* **DATASET EXCERPTS**
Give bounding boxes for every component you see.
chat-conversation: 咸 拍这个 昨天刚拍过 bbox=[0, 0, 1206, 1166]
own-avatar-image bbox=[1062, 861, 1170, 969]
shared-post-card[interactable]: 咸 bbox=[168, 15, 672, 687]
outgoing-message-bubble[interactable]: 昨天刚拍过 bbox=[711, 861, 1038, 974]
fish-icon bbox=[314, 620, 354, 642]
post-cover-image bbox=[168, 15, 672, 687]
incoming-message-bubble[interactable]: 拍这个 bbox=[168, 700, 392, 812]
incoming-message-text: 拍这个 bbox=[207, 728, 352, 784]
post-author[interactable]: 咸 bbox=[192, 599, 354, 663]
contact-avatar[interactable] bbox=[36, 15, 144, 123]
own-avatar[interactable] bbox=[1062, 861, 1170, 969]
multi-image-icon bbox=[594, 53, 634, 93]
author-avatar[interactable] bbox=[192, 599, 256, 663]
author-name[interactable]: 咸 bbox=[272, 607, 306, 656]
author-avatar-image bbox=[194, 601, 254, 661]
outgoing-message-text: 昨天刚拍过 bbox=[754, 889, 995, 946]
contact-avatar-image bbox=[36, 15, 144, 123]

* **THE TASK**
Can you pull every line from the listing above and reproduce each one word for word?

* **RESPONSE TO THE EXERCISE**
Give bounding boxes for every component you see.
chat-conversation: 咸 拍这个 昨天刚拍过 bbox=[0, 0, 1206, 1166]
own-avatar-image bbox=[1062, 861, 1170, 969]
shared-post-card[interactable]: 咸 bbox=[168, 15, 672, 687]
outgoing-message-bubble[interactable]: 昨天刚拍过 bbox=[711, 861, 1038, 974]
fish-icon bbox=[314, 620, 354, 642]
post-cover-image bbox=[168, 15, 672, 687]
incoming-message-bubble[interactable]: 拍这个 bbox=[168, 700, 392, 812]
incoming-message-text: 拍这个 bbox=[207, 728, 352, 784]
post-author[interactable]: 咸 bbox=[192, 599, 354, 663]
contact-avatar[interactable] bbox=[36, 15, 144, 123]
own-avatar[interactable] bbox=[1062, 861, 1170, 969]
multi-image-icon bbox=[594, 53, 634, 93]
author-avatar[interactable] bbox=[192, 599, 256, 663]
author-name[interactable]: 咸 bbox=[272, 607, 306, 656]
author-avatar-image bbox=[194, 601, 254, 661]
outgoing-message-text: 昨天刚拍过 bbox=[754, 889, 995, 946]
contact-avatar-image bbox=[36, 15, 144, 123]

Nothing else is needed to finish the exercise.